■ **INSTRUCTION**:
Check each line for the string "reduce", then give only how many lines have it.

■ **DATA SHOWN**:
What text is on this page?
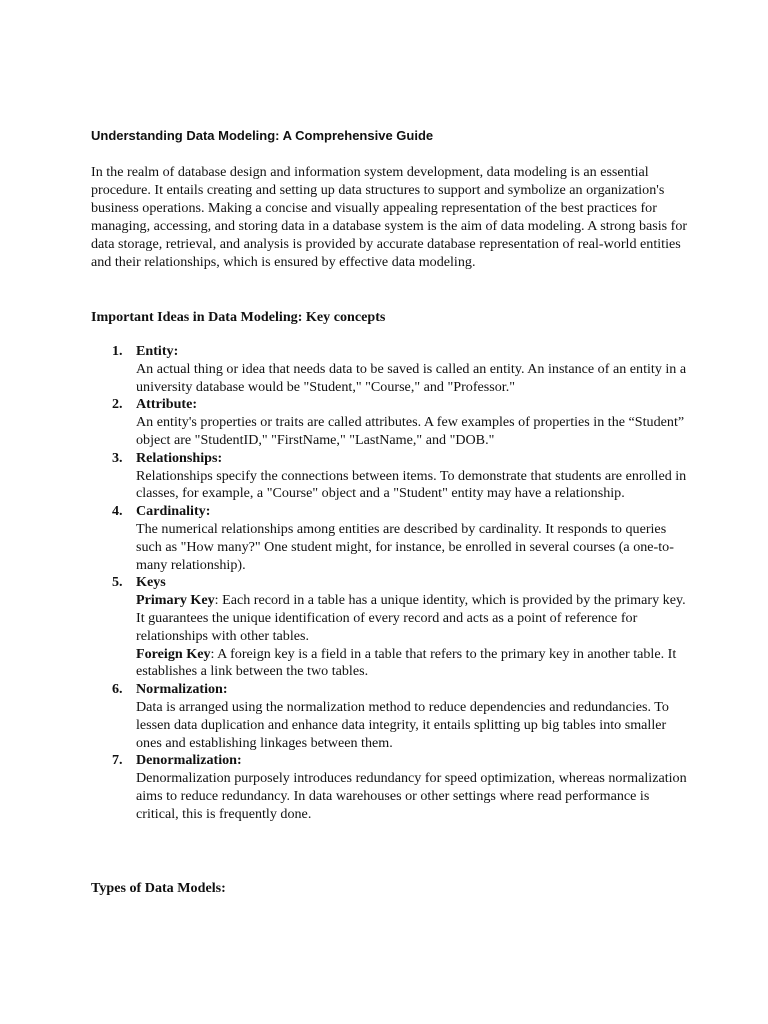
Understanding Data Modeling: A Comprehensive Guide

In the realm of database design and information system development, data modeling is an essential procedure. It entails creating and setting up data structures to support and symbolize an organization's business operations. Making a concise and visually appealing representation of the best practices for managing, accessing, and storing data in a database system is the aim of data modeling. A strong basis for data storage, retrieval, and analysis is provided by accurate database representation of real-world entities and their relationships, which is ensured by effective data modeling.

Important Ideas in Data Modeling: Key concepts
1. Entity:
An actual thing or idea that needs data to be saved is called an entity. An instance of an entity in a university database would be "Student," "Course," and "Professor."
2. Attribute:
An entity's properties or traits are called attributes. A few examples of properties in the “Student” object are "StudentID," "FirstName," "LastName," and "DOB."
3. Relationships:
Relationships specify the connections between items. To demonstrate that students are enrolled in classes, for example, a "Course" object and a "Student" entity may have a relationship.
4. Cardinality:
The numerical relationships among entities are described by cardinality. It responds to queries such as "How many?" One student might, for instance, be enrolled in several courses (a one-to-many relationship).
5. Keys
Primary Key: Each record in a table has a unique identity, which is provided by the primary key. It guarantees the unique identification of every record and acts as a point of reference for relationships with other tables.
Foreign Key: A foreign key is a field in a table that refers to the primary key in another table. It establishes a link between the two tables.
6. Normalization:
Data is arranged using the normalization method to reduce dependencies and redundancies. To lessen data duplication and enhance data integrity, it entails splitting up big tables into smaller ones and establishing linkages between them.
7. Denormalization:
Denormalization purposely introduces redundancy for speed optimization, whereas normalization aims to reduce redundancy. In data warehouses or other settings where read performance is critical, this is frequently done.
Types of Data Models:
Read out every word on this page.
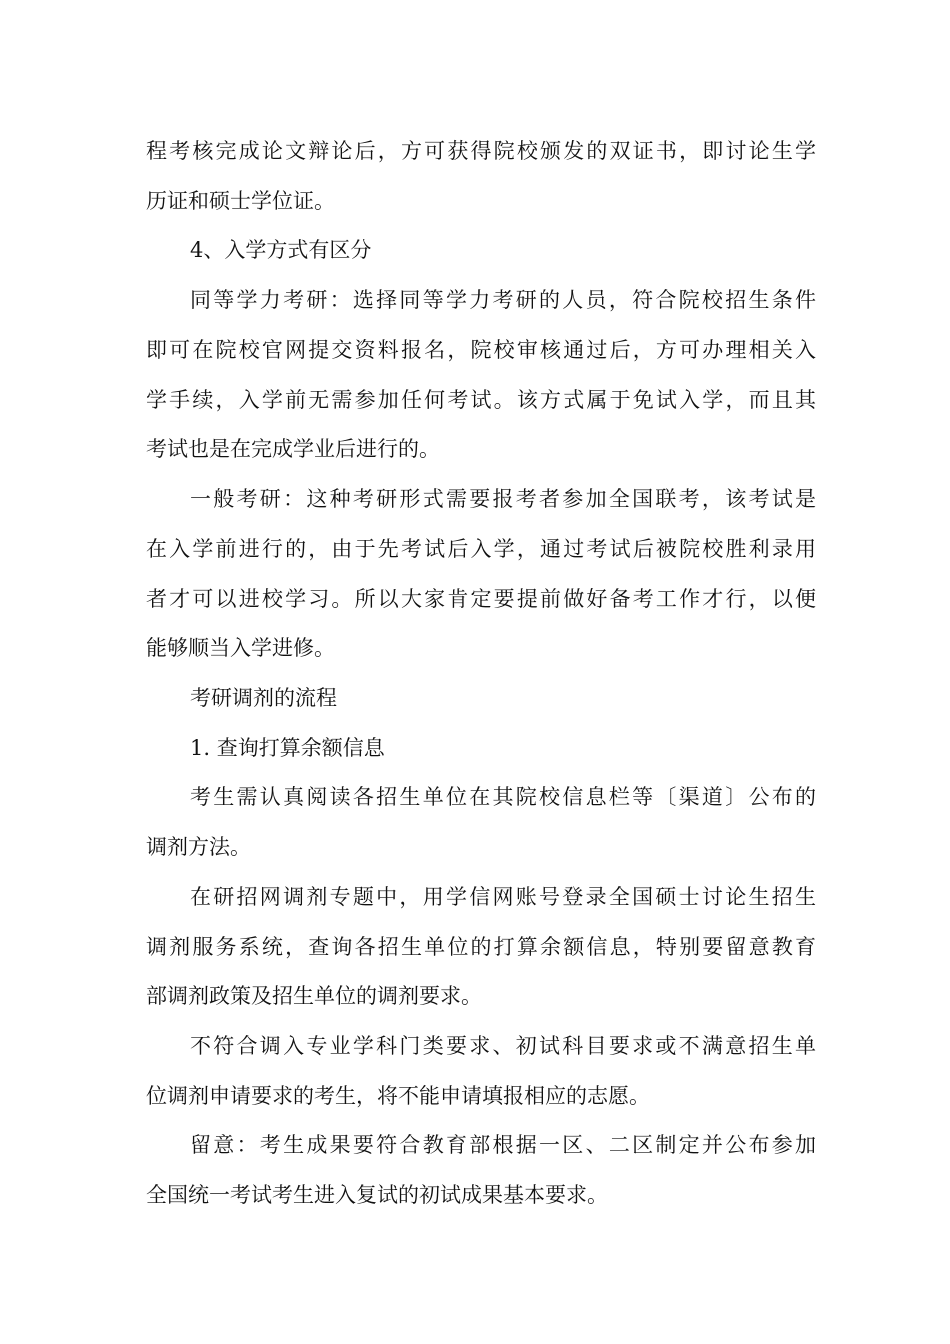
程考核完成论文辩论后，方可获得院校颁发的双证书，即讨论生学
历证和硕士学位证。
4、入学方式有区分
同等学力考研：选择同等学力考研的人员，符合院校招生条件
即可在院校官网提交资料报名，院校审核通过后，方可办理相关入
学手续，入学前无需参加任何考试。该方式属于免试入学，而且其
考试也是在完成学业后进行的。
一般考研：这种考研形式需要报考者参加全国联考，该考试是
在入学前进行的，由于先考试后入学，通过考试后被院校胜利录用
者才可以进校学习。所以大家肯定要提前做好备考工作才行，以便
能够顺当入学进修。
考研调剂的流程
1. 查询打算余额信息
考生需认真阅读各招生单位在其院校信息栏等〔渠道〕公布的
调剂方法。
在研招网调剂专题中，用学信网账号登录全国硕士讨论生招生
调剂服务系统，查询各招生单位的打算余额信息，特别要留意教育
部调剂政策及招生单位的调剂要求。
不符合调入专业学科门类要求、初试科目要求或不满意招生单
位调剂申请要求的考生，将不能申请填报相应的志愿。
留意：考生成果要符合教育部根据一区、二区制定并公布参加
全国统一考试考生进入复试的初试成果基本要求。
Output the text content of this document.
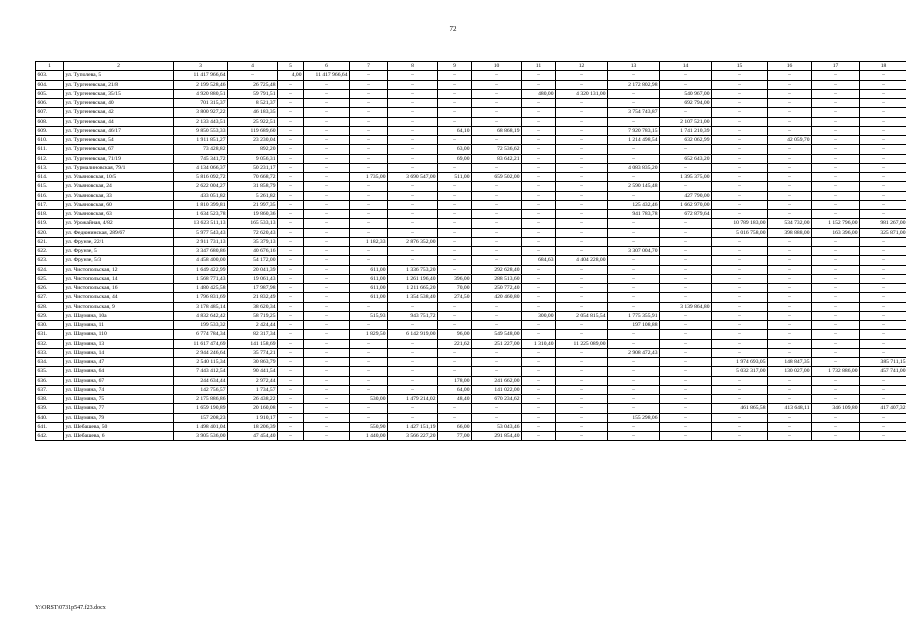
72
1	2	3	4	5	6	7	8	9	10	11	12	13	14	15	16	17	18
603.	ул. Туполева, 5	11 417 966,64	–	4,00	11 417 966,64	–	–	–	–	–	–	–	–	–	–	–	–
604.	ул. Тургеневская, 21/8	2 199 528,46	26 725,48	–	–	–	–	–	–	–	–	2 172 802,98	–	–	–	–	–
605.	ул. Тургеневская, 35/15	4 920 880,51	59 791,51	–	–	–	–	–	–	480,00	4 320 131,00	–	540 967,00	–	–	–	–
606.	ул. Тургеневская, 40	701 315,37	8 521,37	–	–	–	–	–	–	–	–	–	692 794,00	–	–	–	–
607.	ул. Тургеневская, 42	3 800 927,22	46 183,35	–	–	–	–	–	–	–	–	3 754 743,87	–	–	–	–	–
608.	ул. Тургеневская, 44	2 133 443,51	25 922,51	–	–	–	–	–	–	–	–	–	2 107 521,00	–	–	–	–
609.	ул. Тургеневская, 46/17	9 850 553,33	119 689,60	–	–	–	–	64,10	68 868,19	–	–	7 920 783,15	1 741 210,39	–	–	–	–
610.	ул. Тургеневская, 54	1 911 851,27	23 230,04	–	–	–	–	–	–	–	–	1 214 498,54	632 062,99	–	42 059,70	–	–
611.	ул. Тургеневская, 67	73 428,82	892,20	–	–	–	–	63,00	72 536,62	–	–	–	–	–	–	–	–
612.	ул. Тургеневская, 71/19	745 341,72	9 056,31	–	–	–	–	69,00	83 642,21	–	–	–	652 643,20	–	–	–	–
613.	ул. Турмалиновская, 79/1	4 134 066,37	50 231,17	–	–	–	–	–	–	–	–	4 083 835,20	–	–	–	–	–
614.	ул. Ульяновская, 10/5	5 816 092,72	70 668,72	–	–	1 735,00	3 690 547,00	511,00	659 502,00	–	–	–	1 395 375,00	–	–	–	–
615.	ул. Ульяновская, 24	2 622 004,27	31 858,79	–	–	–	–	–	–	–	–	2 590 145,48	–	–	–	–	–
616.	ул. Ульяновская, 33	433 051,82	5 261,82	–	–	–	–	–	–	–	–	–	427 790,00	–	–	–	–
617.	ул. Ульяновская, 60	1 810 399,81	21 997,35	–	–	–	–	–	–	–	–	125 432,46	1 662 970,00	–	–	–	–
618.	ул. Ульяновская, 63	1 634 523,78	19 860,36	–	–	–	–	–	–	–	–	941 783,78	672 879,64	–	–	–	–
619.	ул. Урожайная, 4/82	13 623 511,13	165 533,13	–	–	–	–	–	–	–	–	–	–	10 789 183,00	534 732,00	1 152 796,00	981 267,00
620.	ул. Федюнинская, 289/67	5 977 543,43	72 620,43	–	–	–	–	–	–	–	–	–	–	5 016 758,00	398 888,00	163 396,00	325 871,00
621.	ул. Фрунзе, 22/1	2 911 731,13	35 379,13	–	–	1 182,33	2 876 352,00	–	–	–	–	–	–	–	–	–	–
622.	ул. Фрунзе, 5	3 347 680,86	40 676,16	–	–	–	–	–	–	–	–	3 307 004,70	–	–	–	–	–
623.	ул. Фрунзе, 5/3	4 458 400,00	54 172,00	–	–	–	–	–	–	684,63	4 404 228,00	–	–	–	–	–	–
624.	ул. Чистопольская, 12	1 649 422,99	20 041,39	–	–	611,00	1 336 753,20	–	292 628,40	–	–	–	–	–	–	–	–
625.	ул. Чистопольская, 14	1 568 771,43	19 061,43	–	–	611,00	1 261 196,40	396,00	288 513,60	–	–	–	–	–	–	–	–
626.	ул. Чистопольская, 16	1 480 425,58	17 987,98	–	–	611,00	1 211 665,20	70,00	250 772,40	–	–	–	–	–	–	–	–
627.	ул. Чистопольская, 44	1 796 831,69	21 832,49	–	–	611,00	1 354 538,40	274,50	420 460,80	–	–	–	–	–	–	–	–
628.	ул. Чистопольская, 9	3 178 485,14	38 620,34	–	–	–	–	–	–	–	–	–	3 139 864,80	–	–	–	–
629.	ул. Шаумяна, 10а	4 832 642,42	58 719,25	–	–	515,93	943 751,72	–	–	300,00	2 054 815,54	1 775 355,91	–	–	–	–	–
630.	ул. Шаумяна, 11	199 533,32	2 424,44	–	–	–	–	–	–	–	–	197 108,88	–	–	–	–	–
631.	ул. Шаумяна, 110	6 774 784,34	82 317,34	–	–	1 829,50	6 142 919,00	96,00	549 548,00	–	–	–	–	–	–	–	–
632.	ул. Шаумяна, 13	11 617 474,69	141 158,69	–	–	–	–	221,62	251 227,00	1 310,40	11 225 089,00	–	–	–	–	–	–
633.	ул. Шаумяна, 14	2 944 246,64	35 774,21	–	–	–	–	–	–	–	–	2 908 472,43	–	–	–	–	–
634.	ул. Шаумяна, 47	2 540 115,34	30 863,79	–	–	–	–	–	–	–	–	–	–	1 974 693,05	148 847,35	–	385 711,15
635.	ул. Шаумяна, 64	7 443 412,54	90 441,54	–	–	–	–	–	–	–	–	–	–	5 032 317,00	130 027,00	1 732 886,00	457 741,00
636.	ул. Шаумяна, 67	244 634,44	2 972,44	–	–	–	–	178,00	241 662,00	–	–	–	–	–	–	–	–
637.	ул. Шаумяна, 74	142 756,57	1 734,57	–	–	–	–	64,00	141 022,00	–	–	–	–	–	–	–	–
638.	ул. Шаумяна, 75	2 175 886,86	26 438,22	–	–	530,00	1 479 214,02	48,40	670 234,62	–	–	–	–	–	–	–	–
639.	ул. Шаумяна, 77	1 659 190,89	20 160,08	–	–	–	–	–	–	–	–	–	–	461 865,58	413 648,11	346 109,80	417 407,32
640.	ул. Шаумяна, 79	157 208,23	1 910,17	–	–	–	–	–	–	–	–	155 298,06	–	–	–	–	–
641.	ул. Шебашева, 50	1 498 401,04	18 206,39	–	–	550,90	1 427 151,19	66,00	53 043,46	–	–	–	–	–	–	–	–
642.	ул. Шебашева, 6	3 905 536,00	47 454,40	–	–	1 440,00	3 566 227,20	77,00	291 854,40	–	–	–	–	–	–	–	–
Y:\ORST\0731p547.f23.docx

■ **THE REPLY**:
2